### Given exercise
Copy each line of the records that contains the word "activity".

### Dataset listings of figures
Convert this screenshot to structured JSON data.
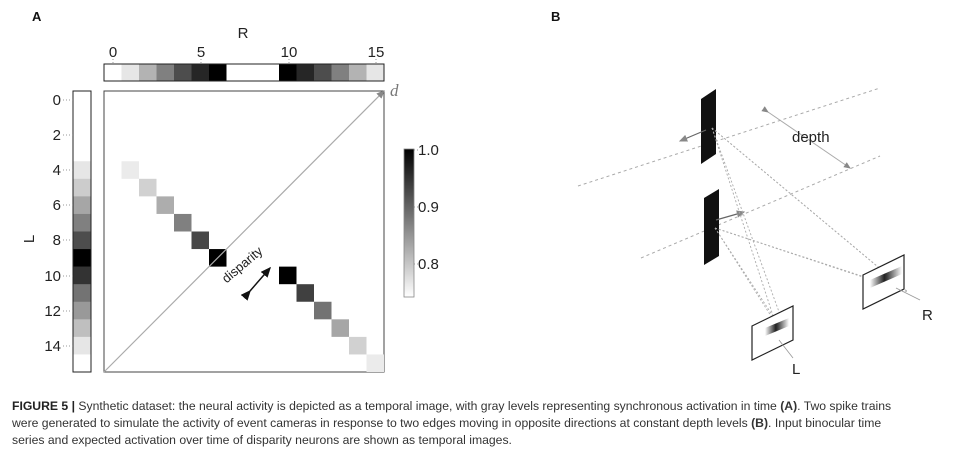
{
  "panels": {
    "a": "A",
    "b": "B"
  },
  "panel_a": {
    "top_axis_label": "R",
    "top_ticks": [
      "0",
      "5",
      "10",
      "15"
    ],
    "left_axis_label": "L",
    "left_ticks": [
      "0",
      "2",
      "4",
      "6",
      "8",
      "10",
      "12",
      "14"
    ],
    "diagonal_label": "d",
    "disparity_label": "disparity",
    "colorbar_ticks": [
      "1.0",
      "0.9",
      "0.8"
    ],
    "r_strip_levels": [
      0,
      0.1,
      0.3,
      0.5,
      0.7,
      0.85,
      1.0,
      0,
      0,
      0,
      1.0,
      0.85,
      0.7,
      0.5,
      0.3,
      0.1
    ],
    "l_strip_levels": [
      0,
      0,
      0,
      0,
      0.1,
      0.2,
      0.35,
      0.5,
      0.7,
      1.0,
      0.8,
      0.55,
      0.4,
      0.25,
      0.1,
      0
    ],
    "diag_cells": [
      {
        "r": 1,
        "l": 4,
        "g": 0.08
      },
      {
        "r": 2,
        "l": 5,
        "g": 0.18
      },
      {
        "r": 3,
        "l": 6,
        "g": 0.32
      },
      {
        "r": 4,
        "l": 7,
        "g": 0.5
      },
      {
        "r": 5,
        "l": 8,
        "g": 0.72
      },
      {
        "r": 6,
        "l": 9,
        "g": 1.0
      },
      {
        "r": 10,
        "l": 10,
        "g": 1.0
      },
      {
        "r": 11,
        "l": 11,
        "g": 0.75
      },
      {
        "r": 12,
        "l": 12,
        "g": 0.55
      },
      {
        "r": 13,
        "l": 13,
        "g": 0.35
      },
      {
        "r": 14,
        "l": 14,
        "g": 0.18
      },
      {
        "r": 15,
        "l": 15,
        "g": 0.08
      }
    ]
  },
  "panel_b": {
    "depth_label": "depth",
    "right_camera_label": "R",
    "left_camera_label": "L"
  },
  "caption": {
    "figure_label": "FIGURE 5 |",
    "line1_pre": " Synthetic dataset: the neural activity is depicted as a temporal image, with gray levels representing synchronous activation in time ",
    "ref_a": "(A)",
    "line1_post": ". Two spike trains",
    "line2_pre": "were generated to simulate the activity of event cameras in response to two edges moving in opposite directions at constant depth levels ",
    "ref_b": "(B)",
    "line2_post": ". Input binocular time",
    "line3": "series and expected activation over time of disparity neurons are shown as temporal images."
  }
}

### Result for this exercise
    "line1_pre": " Synthetic dataset: the neural activity is depicted as a temporal image, with gray levels representing synchronous activation in time ",
    "line2_pre": "were generated to simulate the activity of event cameras in response to two edges moving in opposite directions at constant depth levels ",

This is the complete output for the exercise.